● **What is required**
Gather each line in the entries that includes the string "source".

● **Stored data**

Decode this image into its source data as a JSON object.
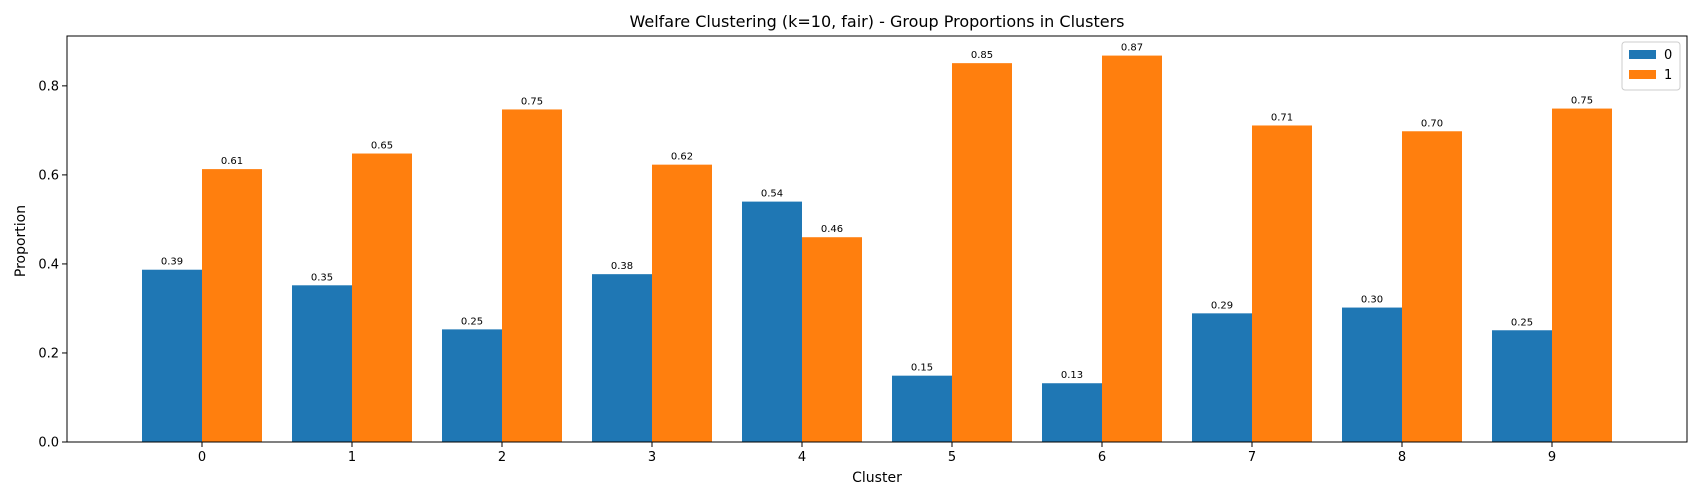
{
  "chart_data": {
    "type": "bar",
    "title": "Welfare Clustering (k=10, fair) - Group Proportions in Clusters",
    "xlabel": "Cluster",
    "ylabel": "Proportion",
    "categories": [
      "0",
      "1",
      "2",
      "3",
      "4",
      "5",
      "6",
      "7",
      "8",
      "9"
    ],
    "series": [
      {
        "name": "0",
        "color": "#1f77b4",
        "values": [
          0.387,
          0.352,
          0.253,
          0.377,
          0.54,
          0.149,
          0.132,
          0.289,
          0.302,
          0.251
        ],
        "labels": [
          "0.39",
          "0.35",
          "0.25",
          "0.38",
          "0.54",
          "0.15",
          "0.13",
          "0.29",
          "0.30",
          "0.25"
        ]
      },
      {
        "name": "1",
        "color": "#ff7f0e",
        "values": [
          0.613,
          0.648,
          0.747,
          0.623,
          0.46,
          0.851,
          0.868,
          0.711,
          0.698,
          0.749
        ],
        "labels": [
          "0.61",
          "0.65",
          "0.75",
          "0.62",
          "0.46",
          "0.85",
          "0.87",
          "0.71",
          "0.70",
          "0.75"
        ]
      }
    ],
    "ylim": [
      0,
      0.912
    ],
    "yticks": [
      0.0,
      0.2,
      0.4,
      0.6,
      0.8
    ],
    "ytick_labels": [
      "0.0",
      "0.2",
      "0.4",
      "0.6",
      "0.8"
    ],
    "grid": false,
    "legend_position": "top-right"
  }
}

...

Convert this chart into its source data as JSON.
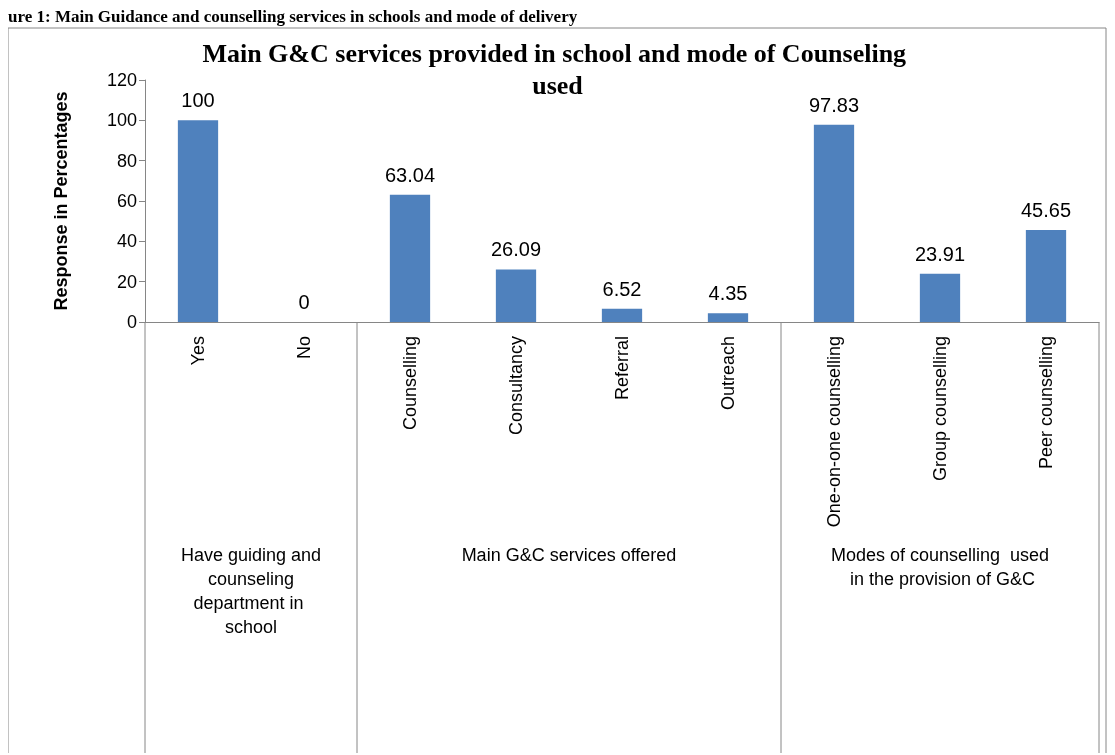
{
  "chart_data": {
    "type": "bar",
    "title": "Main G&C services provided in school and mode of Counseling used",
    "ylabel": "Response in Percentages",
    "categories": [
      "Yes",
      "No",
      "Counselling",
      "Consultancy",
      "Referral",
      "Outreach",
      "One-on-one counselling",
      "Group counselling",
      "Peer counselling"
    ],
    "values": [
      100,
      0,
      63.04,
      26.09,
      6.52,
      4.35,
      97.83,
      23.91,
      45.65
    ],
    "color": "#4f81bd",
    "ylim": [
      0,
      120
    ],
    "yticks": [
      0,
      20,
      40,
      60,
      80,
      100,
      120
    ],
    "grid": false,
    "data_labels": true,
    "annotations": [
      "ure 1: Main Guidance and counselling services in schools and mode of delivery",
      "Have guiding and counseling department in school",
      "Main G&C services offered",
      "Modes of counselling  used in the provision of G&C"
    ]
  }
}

● **Full response**
Decode this image into its source data as a JSON object.
Convert this chart into its source data as JSON.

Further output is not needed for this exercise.